Data for the task ::
------

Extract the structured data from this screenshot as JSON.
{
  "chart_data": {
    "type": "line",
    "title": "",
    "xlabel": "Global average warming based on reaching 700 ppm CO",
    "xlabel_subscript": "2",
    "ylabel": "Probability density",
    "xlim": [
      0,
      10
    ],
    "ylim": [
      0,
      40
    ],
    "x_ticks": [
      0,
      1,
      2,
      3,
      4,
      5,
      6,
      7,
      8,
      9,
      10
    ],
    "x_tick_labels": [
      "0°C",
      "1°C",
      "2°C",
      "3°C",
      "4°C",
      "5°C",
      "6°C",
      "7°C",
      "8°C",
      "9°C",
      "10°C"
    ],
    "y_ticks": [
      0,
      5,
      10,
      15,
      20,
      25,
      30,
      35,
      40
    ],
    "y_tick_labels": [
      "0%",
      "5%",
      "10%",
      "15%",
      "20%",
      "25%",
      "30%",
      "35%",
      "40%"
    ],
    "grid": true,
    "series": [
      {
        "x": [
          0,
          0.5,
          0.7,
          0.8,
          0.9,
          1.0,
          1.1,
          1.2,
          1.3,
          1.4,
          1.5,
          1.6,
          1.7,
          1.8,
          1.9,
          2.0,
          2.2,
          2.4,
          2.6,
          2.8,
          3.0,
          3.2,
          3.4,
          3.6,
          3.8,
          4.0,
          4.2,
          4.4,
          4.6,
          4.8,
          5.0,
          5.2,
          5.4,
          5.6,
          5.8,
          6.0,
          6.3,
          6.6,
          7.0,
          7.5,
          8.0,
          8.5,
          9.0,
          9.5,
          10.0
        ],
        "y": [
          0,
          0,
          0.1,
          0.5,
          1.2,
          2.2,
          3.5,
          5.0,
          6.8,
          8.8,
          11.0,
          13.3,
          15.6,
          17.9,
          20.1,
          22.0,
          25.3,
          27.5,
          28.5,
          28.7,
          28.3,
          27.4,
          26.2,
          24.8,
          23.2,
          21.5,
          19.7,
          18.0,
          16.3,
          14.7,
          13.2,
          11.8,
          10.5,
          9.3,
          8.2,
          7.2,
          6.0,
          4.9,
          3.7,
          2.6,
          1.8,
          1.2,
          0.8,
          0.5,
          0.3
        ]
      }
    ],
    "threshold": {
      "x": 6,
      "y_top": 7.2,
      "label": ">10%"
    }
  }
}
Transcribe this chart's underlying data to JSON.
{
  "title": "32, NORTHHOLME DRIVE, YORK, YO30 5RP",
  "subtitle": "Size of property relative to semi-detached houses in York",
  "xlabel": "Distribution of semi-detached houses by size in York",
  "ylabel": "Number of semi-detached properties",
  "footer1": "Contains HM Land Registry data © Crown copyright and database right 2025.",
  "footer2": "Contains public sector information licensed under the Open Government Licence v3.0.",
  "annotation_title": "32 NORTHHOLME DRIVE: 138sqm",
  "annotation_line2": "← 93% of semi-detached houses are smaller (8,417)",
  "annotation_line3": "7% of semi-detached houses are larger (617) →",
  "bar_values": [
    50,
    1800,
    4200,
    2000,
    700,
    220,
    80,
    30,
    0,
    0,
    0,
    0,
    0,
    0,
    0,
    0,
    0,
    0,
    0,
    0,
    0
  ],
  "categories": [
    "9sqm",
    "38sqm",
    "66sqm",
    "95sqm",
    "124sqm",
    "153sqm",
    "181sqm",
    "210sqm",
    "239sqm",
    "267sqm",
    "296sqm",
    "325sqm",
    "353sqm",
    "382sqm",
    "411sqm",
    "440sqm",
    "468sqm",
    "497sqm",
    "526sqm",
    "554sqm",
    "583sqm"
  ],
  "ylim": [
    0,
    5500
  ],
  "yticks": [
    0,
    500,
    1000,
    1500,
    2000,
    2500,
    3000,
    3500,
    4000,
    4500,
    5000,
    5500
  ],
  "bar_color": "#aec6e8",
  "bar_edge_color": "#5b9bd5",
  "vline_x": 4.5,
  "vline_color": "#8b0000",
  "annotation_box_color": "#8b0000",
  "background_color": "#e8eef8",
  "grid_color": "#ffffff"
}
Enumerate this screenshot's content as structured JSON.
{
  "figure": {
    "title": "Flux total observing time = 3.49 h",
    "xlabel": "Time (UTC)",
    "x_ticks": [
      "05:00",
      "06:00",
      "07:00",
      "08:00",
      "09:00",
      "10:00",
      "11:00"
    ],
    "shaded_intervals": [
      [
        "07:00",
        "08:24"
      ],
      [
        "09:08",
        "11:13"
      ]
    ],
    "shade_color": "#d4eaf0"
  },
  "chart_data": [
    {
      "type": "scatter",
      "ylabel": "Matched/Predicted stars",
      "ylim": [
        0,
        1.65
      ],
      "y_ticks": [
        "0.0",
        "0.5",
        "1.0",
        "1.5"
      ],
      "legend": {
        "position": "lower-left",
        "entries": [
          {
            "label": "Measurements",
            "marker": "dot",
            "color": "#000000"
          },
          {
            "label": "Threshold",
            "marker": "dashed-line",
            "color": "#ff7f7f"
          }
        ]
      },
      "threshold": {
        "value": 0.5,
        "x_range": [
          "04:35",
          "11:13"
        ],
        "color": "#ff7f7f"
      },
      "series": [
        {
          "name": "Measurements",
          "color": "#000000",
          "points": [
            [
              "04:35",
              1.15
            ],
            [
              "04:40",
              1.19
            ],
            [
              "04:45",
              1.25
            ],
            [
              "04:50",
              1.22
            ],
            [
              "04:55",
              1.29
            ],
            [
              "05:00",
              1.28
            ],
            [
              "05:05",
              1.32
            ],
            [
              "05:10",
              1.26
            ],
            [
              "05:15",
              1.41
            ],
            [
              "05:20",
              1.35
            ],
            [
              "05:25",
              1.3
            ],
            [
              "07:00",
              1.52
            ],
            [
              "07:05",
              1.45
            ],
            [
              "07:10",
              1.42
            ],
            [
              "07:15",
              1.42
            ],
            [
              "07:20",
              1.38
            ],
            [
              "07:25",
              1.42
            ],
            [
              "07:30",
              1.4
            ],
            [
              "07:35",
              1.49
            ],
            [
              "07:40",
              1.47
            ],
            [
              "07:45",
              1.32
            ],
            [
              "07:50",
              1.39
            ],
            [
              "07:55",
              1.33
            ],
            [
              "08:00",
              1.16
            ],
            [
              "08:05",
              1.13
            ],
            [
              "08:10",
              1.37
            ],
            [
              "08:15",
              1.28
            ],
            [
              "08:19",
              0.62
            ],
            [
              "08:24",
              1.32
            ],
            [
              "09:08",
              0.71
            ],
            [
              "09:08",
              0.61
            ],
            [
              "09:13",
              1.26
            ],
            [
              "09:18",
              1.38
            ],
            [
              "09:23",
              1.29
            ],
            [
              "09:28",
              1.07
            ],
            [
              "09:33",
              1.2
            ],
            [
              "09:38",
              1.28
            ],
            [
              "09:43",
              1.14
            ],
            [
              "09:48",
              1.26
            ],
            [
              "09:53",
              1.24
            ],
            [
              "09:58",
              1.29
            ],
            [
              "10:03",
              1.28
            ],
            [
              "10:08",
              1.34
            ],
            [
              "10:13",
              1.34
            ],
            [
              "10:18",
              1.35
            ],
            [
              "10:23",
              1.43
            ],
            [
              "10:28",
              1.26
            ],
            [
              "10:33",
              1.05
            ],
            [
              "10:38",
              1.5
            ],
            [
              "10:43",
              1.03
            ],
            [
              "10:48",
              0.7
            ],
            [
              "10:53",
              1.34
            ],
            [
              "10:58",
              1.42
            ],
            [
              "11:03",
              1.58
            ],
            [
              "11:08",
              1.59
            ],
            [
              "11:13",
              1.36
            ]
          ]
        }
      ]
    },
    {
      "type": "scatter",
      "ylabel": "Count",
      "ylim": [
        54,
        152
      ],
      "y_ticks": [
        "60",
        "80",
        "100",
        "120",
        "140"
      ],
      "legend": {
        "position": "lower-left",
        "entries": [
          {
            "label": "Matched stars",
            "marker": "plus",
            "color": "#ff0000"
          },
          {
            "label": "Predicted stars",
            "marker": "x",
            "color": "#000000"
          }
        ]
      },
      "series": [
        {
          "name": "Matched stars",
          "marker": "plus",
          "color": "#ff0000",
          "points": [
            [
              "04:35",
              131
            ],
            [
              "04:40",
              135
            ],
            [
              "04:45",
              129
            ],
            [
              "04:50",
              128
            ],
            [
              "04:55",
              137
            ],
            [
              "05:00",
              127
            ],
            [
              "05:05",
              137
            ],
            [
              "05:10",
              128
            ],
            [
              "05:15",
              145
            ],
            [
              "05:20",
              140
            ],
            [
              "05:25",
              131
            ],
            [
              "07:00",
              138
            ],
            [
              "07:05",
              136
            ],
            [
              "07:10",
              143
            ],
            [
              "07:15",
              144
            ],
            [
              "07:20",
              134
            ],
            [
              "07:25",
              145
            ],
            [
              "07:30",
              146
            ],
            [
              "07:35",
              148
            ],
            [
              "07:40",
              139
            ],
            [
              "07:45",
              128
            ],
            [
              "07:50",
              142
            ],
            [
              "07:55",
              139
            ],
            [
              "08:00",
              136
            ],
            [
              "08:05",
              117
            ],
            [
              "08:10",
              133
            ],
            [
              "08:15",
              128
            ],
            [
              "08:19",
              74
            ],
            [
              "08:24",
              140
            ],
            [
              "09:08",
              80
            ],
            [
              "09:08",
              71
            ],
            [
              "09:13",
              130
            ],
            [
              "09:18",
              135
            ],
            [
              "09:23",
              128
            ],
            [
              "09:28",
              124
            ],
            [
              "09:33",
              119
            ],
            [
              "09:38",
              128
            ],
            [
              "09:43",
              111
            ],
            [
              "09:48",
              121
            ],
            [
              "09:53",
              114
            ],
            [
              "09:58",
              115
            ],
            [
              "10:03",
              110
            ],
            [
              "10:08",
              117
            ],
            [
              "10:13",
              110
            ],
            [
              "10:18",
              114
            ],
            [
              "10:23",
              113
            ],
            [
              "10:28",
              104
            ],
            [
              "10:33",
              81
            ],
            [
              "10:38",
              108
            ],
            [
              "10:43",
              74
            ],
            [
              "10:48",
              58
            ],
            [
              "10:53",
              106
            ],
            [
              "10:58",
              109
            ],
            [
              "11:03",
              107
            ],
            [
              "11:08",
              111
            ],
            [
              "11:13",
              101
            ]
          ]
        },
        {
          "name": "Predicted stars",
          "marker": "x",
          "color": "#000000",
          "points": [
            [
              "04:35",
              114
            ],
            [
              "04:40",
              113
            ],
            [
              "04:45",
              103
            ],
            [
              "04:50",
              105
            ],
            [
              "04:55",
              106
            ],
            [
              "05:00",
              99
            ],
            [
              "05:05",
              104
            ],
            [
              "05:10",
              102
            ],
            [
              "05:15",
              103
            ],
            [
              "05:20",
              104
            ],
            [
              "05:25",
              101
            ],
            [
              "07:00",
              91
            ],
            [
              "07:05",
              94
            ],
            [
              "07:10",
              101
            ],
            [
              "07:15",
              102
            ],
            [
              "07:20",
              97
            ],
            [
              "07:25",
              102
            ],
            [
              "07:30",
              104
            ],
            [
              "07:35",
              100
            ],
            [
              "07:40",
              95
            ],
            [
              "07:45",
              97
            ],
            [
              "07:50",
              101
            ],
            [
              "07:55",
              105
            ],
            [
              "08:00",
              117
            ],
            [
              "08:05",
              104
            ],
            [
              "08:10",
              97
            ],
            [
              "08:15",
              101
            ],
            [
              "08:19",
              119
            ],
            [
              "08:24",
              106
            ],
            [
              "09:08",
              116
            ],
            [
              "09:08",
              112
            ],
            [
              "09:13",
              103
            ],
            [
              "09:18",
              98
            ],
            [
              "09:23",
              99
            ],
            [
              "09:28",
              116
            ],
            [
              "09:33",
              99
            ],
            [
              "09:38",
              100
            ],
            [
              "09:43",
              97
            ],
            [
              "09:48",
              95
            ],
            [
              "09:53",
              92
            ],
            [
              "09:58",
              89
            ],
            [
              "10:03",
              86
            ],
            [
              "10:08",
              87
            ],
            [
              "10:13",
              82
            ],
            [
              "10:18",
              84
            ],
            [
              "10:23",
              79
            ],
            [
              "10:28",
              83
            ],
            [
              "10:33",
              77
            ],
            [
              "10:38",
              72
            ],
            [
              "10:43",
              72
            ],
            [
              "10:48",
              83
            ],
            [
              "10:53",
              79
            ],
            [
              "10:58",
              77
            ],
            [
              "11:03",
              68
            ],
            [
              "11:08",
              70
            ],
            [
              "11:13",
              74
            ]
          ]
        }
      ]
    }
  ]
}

------

Pull out each line holding the string "ylabel".

    "ylabel": "Probability density",
  "ylabel": "Number of semi-detached properties",
      "ylabel": "Matched/Predicted stars",
      "ylabel": "Count",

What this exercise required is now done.